**Exercise**
Output all lines exactly.

**Entries**

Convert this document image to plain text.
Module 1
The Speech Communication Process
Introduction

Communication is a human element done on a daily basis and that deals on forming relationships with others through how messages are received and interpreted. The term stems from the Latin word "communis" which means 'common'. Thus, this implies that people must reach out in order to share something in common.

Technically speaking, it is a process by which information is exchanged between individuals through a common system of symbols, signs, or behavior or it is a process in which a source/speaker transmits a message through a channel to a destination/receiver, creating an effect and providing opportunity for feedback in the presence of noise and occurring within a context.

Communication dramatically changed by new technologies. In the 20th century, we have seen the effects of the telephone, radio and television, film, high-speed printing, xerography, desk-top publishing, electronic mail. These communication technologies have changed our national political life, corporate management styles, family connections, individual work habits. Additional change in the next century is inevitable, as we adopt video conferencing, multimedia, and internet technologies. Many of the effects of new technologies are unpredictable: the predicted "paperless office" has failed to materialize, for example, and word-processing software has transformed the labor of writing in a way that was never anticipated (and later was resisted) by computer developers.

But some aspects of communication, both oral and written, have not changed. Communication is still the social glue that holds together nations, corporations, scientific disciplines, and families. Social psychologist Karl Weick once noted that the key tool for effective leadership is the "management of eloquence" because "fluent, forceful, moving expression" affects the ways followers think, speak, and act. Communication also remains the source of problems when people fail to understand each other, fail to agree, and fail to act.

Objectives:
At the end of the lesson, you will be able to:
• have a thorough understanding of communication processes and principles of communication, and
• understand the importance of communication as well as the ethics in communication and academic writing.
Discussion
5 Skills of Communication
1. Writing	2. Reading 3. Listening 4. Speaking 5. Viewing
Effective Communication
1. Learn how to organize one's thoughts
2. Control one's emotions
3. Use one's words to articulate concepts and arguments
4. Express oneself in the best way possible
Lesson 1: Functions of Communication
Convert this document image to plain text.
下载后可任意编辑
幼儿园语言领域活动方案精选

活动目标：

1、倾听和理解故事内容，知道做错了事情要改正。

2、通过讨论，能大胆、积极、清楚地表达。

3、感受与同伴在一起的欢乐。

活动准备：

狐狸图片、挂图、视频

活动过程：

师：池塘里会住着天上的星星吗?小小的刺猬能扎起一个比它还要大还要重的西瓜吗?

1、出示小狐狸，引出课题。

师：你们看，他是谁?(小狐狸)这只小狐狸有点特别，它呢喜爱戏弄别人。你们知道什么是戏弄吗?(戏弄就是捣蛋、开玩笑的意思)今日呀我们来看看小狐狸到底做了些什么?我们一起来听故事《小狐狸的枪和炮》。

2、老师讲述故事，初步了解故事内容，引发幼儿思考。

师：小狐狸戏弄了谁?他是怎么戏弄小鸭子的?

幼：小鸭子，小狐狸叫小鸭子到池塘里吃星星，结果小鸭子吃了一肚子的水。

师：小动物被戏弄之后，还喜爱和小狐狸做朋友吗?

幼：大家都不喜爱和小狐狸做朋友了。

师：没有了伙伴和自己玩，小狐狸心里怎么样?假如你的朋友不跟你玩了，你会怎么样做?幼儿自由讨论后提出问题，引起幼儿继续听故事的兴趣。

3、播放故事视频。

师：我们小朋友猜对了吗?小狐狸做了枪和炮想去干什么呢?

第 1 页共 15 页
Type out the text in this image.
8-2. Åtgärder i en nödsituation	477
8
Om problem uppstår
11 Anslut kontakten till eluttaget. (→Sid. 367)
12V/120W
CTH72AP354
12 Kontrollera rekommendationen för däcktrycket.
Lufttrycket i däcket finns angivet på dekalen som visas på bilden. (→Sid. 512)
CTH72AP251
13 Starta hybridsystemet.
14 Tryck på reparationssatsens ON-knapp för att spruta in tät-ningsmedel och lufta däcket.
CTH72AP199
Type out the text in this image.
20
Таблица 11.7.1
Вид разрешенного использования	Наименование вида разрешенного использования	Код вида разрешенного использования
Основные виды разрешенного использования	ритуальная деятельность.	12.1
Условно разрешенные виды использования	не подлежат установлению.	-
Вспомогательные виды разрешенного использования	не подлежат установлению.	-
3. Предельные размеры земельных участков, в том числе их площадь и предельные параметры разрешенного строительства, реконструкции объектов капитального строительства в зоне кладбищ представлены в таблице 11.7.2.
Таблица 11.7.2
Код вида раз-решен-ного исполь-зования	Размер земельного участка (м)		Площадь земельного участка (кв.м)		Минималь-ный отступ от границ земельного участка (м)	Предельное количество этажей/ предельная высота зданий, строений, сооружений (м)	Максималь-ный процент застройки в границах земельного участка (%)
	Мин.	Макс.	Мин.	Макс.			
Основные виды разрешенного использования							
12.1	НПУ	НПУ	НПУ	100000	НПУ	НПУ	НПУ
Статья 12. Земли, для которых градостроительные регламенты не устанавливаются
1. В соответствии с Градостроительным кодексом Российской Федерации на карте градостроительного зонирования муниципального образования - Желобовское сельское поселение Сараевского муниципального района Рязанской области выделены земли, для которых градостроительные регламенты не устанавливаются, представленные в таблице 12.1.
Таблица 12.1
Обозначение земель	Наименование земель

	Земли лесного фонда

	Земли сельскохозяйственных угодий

**Expected output**
Convert this document image to plain text.
Module 1
The Speech Communication Process
Introduction

Communication is a human element done on a daily basis and that deals on forming relationships with others through how messages are received and interpreted. The term stems from the Latin word "communis" which means 'common'. Thus, this implies that people must reach out in order to share something in common.

Technically speaking, it is a process by which information is exchanged between individuals through a common system of symbols, signs, or behavior or it is a process in which a source/speaker transmits a message through a channel to a destination/receiver, creating an effect and providing opportunity for feedback in the presence of noise and occurring within a context.

Communication dramatically changed by new technologies. In the 20th century, we have seen the effects of the telephone, radio and television, film, high-speed printing, xerography, desk-top publishing, electronic mail. These communication technologies have changed our national political life, corporate management styles, family connections, individual work habits. Additional change in the next century is inevitable, as we adopt video conferencing, multimedia, and internet technologies. Many of the effects of new technologies are unpredictable: the predicted "paperless office" has failed to materialize, for example, and word-processing software has transformed the labor of writing in a way that was never anticipated (and later was resisted) by computer developers.

But some aspects of communication, both oral and written, have not changed. Communication is still the social glue that holds together nations, corporations, scientific disciplines, and families. Social psychologist Karl Weick once noted that the key tool for effective leadership is the "management of eloquence" because "fluent, forceful, moving expression" affects the ways followers think, speak, and act. Communication also remains the source of problems when people fail to understand each other, fail to agree, and fail to act.

Objectives:
At the end of the lesson, you will be able to:
• have a thorough understanding of communication processes and principles of communication, and
• understand the importance of communication as well as the ethics in communication and academic writing.
Discussion
5 Skills of Communication
1. Writing	2. Reading 3. Listening 4. Speaking 5. Viewing
Effective Communication
1. Learn how to organize one's thoughts
2. Control one's emotions
3. Use one's words to articulate concepts and arguments
4. Express oneself in the best way possible
Lesson 1: Functions of Communication
Convert this document image to plain text.
下载后可任意编辑
幼儿园语言领域活动方案精选

活动目标：

1、倾听和理解故事内容，知道做错了事情要改正。

2、通过讨论，能大胆、积极、清楚地表达。

3、感受与同伴在一起的欢乐。

活动准备：

狐狸图片、挂图、视频

活动过程：

师：池塘里会住着天上的星星吗?小小的刺猬能扎起一个比它还要大还要重的西瓜吗?

1、出示小狐狸，引出课题。

师：你们看，他是谁?(小狐狸)这只小狐狸有点特别，它呢喜爱戏弄别人。你们知道什么是戏弄吗?(戏弄就是捣蛋、开玩笑的意思)今日呀我们来看看小狐狸到底做了些什么?我们一起来听故事《小狐狸的枪和炮》。

2、老师讲述故事，初步了解故事内容，引发幼儿思考。

师：小狐狸戏弄了谁?他是怎么戏弄小鸭子的?

幼：小鸭子，小狐狸叫小鸭子到池塘里吃星星，结果小鸭子吃了一肚子的水。

师：小动物被戏弄之后，还喜爱和小狐狸做朋友吗?

幼：大家都不喜爱和小狐狸做朋友了。

师：没有了伙伴和自己玩，小狐狸心里怎么样?假如你的朋友不跟你玩了，你会怎么样做?幼儿自由讨论后提出问题，引起幼儿继续听故事的兴趣。

3、播放故事视频。

师：我们小朋友猜对了吗?小狐狸做了枪和炮想去干什么呢?

第 1 页共 15 页
Type out the text in this image.
8-2. Åtgärder i en nödsituation	477
8
Om problem uppstår
11 Anslut kontakten till eluttaget. (→Sid. 367)
12V/120W
CTH72AP354
12 Kontrollera rekommendationen för däcktrycket.
Lufttrycket i däcket finns angivet på dekalen som visas på bilden. (→Sid. 512)
CTH72AP251
13 Starta hybridsystemet.
14 Tryck på reparationssatsens ON-knapp för att spruta in tät-ningsmedel och lufta däcket.
CTH72AP199
Type out the text in this image.
20
Таблица 11.7.1
Вид разрешенного использования	Наименование вида разрешенного использования	Код вида разрешенного использования
Основные виды разрешенного использования	ритуальная деятельность.	12.1
Условно разрешенные виды использования	не подлежат установлению.	-
Вспомогательные виды разрешенного использования	не подлежат установлению.	-
3. Предельные размеры земельных участков, в том числе их площадь и предельные параметры разрешенного строительства, реконструкции объектов капитального строительства в зоне кладбищ представлены в таблице 11.7.2.
Таблица 11.7.2
Код вида раз-решен-ного исполь-зования	Размер земельного участка (м)		Площадь земельного участка (кв.м)		Минималь-ный отступ от границ земельного участка (м)	Предельное количество этажей/ предельная высота зданий, строений, сооружений (м)	Максималь-ный процент застройки в границах земельного участка (%)
	Мин.	Макс.	Мин.	Макс.			
Основные виды разрешенного использования							
12.1	НПУ	НПУ	НПУ	100000	НПУ	НПУ	НПУ
Статья 12. Земли, для которых градостроительные регламенты не устанавливаются
1. В соответствии с Градостроительным кодексом Российской Федерации на карте градостроительного зонирования муниципального образования - Желобовское сельское поселение Сараевского муниципального района Рязанской области выделены земли, для которых градостроительные регламенты не устанавливаются, представленные в таблице 12.1.
Таблица 12.1
Обозначение земель	Наименование земель

	Земли лесного фонда

	Земли сельскохозяйственных угодий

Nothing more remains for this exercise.